Output every record below exactly as it appears.
┄┄┄┄┄┄┄┄┄┄┄┄┄┄┄┄┄┄┄┄
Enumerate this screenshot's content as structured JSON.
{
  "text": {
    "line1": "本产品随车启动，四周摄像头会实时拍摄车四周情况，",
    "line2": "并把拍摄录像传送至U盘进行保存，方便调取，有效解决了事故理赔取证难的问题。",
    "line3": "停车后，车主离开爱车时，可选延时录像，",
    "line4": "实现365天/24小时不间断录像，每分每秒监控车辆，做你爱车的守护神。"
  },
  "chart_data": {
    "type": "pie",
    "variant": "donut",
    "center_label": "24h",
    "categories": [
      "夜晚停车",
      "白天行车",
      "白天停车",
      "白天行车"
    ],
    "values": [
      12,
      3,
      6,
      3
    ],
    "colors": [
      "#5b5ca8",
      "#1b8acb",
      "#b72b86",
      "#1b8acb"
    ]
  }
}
┄┄┄┄┄┄┄┄┄┄┄┄┄┄┄┄┄┄┄┄
Solution:
Enumerate this screenshot's content as structured JSON.
{
  "text": {
    "line1": "本产品随车启动，四周摄像头会实时拍摄车四周情况，",
    "line2": "并把拍摄录像传送至U盘进行保存，方便调取，有效解决了事故理赔取证难的问题。",
    "line3": "停车后，车主离开爱车时，可选延时录像，",
    "line4": "实现365天/24小时不间断录像，每分每秒监控车辆，做你爱车的守护神。"
  },
  "chart_data": {
    "type": "pie",
    "variant": "donut",
    "center_label": "24h",
    "categories": [
      "夜晚停车",
      "白天行车",
      "白天停车",
      "白天行车"
    ],
    "values": [
      12,
      3,
      6,
      3
    ],
    "colors": [
      "#5b5ca8",
      "#1b8acb",
      "#b72b86",
      "#1b8acb"
    ]
  }
}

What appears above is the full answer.